* _What is required_:
From the data that follows, copy every line holding the string "JSON".

* _Given entries_:
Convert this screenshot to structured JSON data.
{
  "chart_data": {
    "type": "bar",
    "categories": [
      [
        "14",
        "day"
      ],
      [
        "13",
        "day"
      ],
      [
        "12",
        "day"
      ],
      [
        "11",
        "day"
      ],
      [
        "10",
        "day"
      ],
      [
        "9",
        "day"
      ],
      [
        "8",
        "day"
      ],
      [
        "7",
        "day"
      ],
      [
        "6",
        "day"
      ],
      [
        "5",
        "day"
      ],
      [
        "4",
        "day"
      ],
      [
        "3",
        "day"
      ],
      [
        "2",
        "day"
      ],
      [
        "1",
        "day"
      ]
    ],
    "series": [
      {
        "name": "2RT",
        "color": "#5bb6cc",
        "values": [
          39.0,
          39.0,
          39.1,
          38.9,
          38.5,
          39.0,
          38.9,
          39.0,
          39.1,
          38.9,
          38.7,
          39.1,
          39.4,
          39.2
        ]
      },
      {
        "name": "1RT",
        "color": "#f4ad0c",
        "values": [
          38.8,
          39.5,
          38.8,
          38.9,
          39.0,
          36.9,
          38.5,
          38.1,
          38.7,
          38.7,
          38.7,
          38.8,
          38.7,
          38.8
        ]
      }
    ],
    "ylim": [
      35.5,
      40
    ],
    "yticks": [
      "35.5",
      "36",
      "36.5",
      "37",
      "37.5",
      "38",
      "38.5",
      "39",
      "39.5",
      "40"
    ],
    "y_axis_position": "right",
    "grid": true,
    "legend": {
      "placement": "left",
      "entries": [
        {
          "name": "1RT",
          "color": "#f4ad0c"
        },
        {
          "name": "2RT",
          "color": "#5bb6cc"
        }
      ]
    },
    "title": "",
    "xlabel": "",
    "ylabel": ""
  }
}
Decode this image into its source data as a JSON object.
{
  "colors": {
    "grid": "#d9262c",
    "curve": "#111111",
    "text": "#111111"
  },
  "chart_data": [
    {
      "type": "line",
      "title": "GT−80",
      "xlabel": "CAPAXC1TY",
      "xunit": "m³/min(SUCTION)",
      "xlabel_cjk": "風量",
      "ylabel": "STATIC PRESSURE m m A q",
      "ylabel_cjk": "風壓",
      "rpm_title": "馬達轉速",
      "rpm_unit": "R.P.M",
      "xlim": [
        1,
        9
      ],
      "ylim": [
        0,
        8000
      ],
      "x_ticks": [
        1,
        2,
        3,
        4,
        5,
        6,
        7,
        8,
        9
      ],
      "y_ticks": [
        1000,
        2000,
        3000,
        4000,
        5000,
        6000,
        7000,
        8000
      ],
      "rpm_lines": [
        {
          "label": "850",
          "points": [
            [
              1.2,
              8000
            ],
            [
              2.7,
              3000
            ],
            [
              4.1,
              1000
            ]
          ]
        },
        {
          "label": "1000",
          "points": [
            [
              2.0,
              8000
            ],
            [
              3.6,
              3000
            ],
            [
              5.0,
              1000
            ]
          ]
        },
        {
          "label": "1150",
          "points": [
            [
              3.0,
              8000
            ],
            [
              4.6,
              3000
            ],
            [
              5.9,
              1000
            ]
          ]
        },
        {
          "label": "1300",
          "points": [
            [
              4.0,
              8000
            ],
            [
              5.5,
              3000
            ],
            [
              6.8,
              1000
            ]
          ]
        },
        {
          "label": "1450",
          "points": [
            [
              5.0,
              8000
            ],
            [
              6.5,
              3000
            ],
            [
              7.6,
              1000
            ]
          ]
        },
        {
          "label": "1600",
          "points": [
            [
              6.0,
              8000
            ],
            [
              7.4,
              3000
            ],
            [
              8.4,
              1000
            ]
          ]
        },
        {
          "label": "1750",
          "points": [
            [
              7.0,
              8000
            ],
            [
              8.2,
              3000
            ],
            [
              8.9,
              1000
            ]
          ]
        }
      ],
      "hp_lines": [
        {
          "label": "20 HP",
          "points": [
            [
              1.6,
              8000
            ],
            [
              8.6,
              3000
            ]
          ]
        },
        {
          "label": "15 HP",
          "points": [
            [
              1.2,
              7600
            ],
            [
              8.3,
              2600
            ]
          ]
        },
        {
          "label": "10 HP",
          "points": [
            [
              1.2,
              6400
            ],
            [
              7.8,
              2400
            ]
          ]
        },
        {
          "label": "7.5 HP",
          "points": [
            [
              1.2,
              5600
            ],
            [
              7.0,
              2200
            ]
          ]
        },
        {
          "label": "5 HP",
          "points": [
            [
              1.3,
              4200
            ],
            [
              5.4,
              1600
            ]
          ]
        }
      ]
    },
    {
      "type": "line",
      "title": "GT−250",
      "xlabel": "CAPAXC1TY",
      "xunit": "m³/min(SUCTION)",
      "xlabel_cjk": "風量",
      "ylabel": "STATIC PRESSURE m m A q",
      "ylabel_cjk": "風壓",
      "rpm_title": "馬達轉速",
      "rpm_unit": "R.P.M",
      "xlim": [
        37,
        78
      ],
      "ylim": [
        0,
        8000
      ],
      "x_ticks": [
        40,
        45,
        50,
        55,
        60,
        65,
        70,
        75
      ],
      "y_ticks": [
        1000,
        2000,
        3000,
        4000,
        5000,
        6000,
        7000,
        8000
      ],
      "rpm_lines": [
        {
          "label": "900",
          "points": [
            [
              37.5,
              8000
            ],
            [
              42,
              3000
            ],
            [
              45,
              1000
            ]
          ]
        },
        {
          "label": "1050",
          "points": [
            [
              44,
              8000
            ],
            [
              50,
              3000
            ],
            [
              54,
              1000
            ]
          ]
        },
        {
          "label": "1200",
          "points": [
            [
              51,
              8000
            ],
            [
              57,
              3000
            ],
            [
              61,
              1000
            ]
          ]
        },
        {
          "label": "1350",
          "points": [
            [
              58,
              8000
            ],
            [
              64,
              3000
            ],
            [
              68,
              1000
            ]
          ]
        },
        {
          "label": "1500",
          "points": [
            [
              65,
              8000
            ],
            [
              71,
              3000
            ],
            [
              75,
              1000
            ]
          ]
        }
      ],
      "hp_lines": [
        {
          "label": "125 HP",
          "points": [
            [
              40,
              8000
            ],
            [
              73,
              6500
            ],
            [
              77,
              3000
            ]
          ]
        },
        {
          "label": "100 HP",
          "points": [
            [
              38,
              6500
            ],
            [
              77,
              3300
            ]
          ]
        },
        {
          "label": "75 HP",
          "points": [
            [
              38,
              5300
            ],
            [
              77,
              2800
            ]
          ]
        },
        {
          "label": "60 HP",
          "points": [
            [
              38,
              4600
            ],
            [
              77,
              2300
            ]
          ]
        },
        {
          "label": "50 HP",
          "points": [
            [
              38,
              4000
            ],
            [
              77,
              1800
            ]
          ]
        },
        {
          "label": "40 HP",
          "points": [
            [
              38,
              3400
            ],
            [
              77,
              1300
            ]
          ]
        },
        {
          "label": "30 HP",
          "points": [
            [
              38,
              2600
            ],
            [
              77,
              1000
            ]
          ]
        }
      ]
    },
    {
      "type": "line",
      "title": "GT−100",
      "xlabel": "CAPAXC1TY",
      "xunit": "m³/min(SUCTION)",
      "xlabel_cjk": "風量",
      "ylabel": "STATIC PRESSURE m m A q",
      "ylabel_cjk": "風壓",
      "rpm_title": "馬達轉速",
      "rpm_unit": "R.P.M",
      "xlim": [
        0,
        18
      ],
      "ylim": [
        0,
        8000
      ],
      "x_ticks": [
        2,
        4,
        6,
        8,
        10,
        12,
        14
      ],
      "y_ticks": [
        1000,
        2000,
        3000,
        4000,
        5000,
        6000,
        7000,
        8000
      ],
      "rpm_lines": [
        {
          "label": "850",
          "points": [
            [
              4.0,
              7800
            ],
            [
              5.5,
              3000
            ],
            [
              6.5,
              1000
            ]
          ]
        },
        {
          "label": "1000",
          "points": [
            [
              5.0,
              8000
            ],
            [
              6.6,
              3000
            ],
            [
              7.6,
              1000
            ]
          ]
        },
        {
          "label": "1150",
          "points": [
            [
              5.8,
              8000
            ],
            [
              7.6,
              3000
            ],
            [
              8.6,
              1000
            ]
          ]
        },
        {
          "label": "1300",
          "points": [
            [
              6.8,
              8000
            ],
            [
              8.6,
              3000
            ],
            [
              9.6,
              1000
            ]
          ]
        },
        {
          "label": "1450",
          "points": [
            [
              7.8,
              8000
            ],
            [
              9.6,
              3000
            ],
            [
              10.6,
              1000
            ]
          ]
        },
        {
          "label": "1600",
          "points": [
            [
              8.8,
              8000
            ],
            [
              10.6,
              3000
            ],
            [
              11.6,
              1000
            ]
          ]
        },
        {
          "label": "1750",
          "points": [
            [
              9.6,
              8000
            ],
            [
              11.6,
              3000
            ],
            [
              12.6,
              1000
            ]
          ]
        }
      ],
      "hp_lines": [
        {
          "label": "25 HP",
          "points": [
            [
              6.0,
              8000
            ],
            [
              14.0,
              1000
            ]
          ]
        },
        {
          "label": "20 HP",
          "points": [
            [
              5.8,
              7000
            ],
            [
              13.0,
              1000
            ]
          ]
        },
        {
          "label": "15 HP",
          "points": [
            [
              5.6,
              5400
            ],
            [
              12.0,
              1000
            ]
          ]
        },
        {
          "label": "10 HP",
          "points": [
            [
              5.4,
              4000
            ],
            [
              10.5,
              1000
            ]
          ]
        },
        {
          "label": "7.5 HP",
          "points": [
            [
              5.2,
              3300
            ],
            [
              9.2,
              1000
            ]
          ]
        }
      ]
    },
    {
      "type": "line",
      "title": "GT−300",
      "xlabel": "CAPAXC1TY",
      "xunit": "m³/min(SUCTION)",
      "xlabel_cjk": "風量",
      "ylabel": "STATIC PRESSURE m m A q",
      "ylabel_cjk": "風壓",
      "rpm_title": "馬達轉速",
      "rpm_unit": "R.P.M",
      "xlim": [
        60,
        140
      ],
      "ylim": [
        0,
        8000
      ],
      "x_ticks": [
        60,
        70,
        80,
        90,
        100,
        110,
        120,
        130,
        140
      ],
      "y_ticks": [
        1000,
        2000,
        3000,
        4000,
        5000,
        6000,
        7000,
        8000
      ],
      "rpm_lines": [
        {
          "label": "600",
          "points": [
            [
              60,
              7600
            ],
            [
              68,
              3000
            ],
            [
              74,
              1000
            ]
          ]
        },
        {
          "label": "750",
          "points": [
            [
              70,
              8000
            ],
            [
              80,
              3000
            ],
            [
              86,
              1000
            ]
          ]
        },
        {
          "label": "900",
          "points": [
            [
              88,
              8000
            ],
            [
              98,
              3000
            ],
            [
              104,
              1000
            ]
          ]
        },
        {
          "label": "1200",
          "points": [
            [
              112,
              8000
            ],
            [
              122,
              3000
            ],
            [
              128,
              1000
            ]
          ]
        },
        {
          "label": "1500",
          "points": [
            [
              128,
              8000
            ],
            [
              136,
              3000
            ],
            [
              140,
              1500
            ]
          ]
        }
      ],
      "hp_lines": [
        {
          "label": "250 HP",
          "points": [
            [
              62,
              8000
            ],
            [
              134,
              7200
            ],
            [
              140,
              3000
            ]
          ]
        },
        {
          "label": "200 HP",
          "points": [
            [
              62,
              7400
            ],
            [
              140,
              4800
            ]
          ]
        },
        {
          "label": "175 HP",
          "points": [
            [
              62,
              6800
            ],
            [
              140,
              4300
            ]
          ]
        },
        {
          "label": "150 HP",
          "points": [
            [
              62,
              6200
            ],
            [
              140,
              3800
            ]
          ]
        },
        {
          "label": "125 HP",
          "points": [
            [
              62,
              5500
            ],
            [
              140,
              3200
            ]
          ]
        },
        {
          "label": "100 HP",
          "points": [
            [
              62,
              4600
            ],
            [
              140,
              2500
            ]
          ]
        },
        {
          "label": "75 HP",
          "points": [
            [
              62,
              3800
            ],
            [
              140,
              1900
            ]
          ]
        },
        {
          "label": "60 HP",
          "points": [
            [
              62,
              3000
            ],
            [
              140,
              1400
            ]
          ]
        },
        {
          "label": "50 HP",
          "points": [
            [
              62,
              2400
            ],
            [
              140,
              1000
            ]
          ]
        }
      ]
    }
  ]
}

* _Exercise output_:
Convert this screenshot to structured JSON data.
Decode this image into its source data as a JSON object.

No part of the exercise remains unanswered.